Exercise data >>
════════

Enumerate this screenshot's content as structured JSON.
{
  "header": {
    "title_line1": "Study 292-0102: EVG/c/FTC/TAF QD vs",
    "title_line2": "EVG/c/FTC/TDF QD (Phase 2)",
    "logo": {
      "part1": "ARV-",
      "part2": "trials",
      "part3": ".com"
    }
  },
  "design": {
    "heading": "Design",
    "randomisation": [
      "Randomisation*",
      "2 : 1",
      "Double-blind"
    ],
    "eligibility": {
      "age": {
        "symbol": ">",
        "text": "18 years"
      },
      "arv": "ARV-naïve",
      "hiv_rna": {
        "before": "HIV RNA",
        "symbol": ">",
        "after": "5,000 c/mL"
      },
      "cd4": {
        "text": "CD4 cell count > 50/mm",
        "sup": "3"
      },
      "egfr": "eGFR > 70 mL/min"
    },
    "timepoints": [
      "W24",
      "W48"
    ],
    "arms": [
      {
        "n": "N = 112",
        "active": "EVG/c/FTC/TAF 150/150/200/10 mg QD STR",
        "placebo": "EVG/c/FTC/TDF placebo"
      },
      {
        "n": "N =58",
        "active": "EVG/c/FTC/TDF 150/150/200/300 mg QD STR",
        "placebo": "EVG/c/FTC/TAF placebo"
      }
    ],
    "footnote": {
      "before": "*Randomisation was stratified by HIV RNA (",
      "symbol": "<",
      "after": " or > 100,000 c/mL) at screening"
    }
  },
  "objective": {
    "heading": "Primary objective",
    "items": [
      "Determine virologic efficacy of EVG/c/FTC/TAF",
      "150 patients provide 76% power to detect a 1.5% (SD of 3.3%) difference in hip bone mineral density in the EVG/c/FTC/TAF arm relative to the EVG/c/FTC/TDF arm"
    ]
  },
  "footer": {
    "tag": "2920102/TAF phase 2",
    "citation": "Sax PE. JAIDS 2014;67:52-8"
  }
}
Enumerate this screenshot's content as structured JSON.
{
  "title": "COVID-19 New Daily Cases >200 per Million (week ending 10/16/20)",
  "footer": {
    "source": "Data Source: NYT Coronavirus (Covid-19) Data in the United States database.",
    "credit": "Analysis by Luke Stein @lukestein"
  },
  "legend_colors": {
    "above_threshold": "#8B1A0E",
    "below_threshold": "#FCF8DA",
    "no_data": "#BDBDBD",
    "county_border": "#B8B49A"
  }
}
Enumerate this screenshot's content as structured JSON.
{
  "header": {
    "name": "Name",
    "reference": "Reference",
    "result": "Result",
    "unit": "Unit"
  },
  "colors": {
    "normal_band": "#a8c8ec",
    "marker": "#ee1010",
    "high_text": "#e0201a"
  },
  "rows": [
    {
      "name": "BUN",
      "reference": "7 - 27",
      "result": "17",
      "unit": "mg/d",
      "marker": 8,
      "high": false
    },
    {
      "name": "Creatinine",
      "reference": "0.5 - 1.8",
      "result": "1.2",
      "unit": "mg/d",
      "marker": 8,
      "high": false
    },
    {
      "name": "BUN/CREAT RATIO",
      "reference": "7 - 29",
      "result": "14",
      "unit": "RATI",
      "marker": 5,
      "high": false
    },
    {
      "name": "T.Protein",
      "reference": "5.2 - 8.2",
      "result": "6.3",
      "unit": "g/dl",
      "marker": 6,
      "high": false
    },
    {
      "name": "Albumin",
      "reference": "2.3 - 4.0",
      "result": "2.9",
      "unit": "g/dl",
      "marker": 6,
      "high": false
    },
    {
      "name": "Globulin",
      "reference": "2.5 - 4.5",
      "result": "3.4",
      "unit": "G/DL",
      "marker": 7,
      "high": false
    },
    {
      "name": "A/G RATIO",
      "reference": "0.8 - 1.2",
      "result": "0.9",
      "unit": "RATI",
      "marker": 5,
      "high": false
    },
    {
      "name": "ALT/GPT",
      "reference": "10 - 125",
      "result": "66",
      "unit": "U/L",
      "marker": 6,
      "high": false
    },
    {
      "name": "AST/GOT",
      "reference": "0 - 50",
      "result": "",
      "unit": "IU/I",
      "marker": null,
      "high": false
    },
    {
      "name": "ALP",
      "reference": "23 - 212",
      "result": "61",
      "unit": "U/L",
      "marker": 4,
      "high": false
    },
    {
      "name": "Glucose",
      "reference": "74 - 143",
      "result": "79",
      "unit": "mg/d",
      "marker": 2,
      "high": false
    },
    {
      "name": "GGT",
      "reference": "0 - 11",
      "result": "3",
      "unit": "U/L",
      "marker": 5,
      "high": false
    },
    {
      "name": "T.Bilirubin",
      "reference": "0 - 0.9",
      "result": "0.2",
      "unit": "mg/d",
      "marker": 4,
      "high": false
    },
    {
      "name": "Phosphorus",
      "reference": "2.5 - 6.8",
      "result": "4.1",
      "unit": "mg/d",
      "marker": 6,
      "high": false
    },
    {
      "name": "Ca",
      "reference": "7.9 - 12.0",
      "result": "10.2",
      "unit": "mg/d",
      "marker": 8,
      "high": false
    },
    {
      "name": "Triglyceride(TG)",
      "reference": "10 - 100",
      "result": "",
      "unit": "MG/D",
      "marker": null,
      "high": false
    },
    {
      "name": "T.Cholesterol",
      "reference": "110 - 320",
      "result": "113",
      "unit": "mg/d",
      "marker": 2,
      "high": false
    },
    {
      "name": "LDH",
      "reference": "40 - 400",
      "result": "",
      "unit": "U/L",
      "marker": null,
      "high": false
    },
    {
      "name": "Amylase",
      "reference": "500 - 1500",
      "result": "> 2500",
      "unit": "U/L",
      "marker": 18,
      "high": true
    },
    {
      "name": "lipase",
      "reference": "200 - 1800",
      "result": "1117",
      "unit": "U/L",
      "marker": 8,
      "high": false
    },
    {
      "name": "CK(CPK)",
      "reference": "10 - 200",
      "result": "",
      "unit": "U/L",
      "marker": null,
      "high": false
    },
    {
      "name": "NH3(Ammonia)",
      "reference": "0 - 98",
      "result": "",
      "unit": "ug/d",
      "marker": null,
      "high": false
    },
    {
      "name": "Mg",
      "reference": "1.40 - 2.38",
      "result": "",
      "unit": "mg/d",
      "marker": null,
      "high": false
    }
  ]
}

════════

Prompt >>
Your task is to copy every entry above, exactly as written.

Solution to the exercise >>
Enumerate this screenshot's content as structured JSON.
{
  "header": {
    "title_line1": "Study 292-0102: EVG/c/FTC/TAF QD vs",
    "title_line2": "EVG/c/FTC/TDF QD (Phase 2)",
    "logo": {
      "part1": "ARV-",
      "part2": "trials",
      "part3": ".com"
    }
  },
  "design": {
    "heading": "Design",
    "randomisation": [
      "Randomisation*",
      "2 : 1",
      "Double-blind"
    ],
    "eligibility": {
      "age": {
        "symbol": ">",
        "text": "18 years"
      },
      "arv": "ARV-naïve",
      "hiv_rna": {
        "before": "HIV RNA",
        "symbol": ">",
        "after": "5,000 c/mL"
      },
      "cd4": {
        "text": "CD4 cell count > 50/mm",
        "sup": "3"
      },
      "egfr": "eGFR > 70 mL/min"
    },
    "timepoints": [
      "W24",
      "W48"
    ],
    "arms": [
      {
        "n": "N = 112",
        "active": "EVG/c/FTC/TAF 150/150/200/10 mg QD STR",
        "placebo": "EVG/c/FTC/TDF placebo"
      },
      {
        "n": "N =58",
        "active": "EVG/c/FTC/TDF 150/150/200/300 mg QD STR",
        "placebo": "EVG/c/FTC/TAF placebo"
      }
    ],
    "footnote": {
      "before": "*Randomisation was stratified by HIV RNA (",
      "symbol": "<",
      "after": " or > 100,000 c/mL) at screening"
    }
  },
  "objective": {
    "heading": "Primary objective",
    "items": [
      "Determine virologic efficacy of EVG/c/FTC/TAF",
      "150 patients provide 76% power to detect a 1.5% (SD of 3.3%) difference in hip bone mineral density in the EVG/c/FTC/TAF arm relative to the EVG/c/FTC/TDF arm"
    ]
  },
  "footer": {
    "tag": "2920102/TAF phase 2",
    "citation": "Sax PE. JAIDS 2014;67:52-8"
  }
}
Enumerate this screenshot's content as structured JSON.
{
  "title": "COVID-19 New Daily Cases >200 per Million (week ending 10/16/20)",
  "footer": {
    "source": "Data Source: NYT Coronavirus (Covid-19) Data in the United States database.",
    "credit": "Analysis by Luke Stein @lukestein"
  },
  "legend_colors": {
    "above_threshold": "#8B1A0E",
    "below_threshold": "#FCF8DA",
    "no_data": "#BDBDBD",
    "county_border": "#B8B49A"
  }
}
Enumerate this screenshot's content as structured JSON.
{
  "header": {
    "name": "Name",
    "reference": "Reference",
    "result": "Result",
    "unit": "Unit"
  },
  "colors": {
    "normal_band": "#a8c8ec",
    "marker": "#ee1010",
    "high_text": "#e0201a"
  },
  "rows": [
    {
      "name": "BUN",
      "reference": "7 - 27",
      "result": "17",
      "unit": "mg/d",
      "marker": 8,
      "high": false
    },
    {
      "name": "Creatinine",
      "reference": "0.5 - 1.8",
      "result": "1.2",
      "unit": "mg/d",
      "marker": 8,
      "high": false
    },
    {
      "name": "BUN/CREAT RATIO",
      "reference": "7 - 29",
      "result": "14",
      "unit": "RATI",
      "marker": 5,
      "high": false
    },
    {
      "name": "T.Protein",
      "reference": "5.2 - 8.2",
      "result": "6.3",
      "unit": "g/dl",
      "marker": 6,
      "high": false
    },
    {
      "name": "Albumin",
      "reference": "2.3 - 4.0",
      "result": "2.9",
      "unit": "g/dl",
      "marker": 6,
      "high": false
    },
    {
      "name": "Globulin",
      "reference": "2.5 - 4.5",
      "result": "3.4",
      "unit": "G/DL",
      "marker": 7,
      "high": false
    },
    {
      "name": "A/G RATIO",
      "reference": "0.8 - 1.2",
      "result": "0.9",
      "unit": "RATI",
      "marker": 5,
      "high": false
    },
    {
      "name": "ALT/GPT",
      "reference": "10 - 125",
      "result": "66",
      "unit": "U/L",
      "marker": 6,
      "high": false
    },
    {
      "name": "AST/GOT",
      "reference": "0 - 50",
      "result": "",
      "unit": "IU/I",
      "marker": null,
      "high": false
    },
    {
      "name": "ALP",
      "reference": "23 - 212",
      "result": "61",
      "unit": "U/L",
      "marker": 4,
      "high": false
    },
    {
      "name": "Glucose",
      "reference": "74 - 143",
      "result": "79",
      "unit": "mg/d",
      "marker": 2,
      "high": false
    },
    {
      "name": "GGT",
      "reference": "0 - 11",
      "result": "3",
      "unit": "U/L",
      "marker": 5,
      "high": false
    },
    {
      "name": "T.Bilirubin",
      "reference": "0 - 0.9",
      "result": "0.2",
      "unit": "mg/d",
      "marker": 4,
      "high": false
    },
    {
      "name": "Phosphorus",
      "reference": "2.5 - 6.8",
      "result": "4.1",
      "unit": "mg/d",
      "marker": 6,
      "high": false
    },
    {
      "name": "Ca",
      "reference": "7.9 - 12.0",
      "result": "10.2",
      "unit": "mg/d",
      "marker": 8,
      "high": false
    },
    {
      "name": "Triglyceride(TG)",
      "reference": "10 - 100",
      "result": "",
      "unit": "MG/D",
      "marker": null,
      "high": false
    },
    {
      "name": "T.Cholesterol",
      "reference": "110 - 320",
      "result": "113",
      "unit": "mg/d",
      "marker": 2,
      "high": false
    },
    {
      "name": "LDH",
      "reference": "40 - 400",
      "result": "",
      "unit": "U/L",
      "marker": null,
      "high": false
    },
    {
      "name": "Amylase",
      "reference": "500 - 1500",
      "result": "> 2500",
      "unit": "U/L",
      "marker": 18,
      "high": true
    },
    {
      "name": "lipase",
      "reference": "200 - 1800",
      "result": "1117",
      "unit": "U/L",
      "marker": 8,
      "high": false
    },
    {
      "name": "CK(CPK)",
      "reference": "10 - 200",
      "result": "",
      "unit": "U/L",
      "marker": null,
      "high": false
    },
    {
      "name": "NH3(Ammonia)",
      "reference": "0 - 98",
      "result": "",
      "unit": "ug/d",
      "marker": null,
      "high": false
    },
    {
      "name": "Mg",
      "reference": "1.40 - 2.38",
      "result": "",
      "unit": "mg/d",
      "marker": null,
      "high": false
    }
  ]
}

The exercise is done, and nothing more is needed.